> _Work instructions_
A. Translate this sentence from the forum thread about printing t-shirt designs into Spanish: "Large clothing lines generally don't print their own clothing."
B. In the forum thread about printing t-shirt designs, what kind of graphics does the reply equate with "print ready"?
── Excerpt to read ──
# IllEagle newbee... how do I get my sketches to printed t-shirt designs?



## rockfadon (Aug 13, 2007)

I'm just starting out, I need to know how do I get either the programs, equipment, or do I need to have a qraphic designer to transfrer my shirt sketches into workable and uploadable graphics? Also if I just need a program are there any that are compatible to mac? Please advise....


----------



## Rodney (Nov 3, 2004)

*Re: IllEagle newbee....*

I'm sorry, I don't quite understand what you're trying to do.

Do you want to start a clothing line?

Do you want to print the t-shirts yourself or will you be outsourcing the printing?


----------



## rockfadon (Aug 13, 2007)

*Re: IllEagle newbee....*

Both my man. IllEagle is going to be a shot in the arm of the ordinary everywhere, so if you can help me to understand how I would get my sketches (on paper) to print, what is the process? Do I need to have a program, or would I have to get someone to re-draw it for me on a computer program? As for the outsourcing, I wouldn't mind doing that as long as I can get the quality that I want. Within a years period I want to go national, but it seems like right now I'm just chasing my tail. My problem in a nutshell, tons of ambition, drive, ideas and motivation, with none of the knowledge, if you understand what I am saying please help me if you can....


----------



## Rodney (Nov 3, 2004)

*Re: IllEagle newbee....*

Thanks for clarifying that.

To get your sketches to print, you could either:


learn a graphics program and do it yourself
pay someone to do it for you
If you don't already have the graphics program and you aren't familiar with scanning, editing, cleaning up graphics, then you may want to just go with number 2.

That will get your graphics "print ready" (vector graphics). Print ready meaning that you could take those files to a screen printer and they could print your designs on t-shirts using that file.

Once the designs are print ready, you can:


buy the equipment, learn the equipment and print them yourself
outsource the printing
If you have no knowledge of printing and no knowledge of how it all works, then you probably just want to opt for number 2. Large clothing lines generally don't print their own clothing. Some people do it all themselves, but they usually know how to print already or have the time and money to learn the whole process. The key is that you don't HAVE to do it all yourself in order to sell quality t-shirts.
───
── Provided information ──
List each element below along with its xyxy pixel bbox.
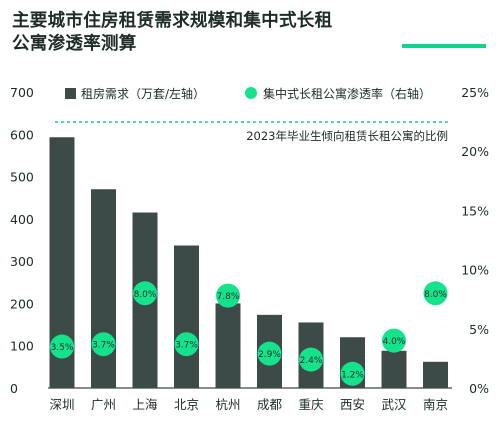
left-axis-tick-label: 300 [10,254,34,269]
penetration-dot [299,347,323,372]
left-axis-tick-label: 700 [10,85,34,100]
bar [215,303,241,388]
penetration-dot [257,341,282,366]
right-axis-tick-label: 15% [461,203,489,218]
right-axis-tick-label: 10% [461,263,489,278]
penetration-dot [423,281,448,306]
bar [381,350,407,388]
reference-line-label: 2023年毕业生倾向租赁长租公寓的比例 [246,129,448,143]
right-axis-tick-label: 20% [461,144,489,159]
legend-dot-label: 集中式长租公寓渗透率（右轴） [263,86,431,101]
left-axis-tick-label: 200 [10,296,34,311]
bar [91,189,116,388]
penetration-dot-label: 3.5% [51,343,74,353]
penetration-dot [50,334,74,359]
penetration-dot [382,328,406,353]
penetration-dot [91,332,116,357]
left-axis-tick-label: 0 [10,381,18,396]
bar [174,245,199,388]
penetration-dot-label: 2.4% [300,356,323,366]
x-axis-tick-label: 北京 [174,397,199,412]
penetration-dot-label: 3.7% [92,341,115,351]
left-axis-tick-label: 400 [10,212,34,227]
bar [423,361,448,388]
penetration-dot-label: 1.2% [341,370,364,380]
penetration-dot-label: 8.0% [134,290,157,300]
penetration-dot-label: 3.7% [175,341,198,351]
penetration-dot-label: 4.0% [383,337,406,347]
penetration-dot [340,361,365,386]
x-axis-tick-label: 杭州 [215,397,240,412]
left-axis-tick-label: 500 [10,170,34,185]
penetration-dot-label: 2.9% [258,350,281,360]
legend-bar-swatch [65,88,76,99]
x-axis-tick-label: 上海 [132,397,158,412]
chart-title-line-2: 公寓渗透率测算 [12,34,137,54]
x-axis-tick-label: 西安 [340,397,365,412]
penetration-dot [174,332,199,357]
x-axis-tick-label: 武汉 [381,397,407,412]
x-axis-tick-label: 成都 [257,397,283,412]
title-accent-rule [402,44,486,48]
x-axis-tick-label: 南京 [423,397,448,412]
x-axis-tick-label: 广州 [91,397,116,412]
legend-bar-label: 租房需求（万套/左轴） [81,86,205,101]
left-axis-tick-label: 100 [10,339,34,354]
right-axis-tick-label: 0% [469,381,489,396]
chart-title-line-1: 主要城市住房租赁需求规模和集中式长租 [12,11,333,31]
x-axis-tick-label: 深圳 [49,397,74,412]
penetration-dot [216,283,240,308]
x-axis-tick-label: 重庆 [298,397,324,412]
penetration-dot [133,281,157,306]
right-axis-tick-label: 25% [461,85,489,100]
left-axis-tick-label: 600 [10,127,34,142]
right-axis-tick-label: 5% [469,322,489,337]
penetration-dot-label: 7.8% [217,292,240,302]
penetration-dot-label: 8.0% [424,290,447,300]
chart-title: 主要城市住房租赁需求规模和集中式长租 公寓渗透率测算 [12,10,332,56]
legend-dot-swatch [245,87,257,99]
───
── Provided information ──
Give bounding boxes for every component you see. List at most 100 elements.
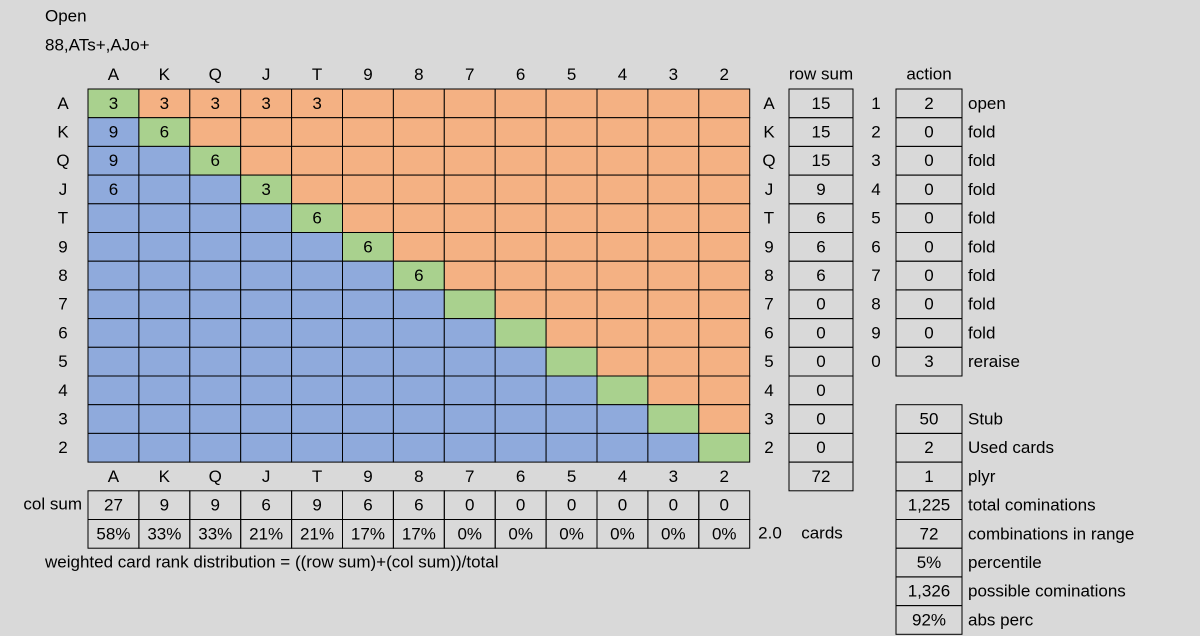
───
> _List of solutions_
A. Las grandes líneas de ropa generalmente no imprimen su propia ropa.

B. Vector graphics.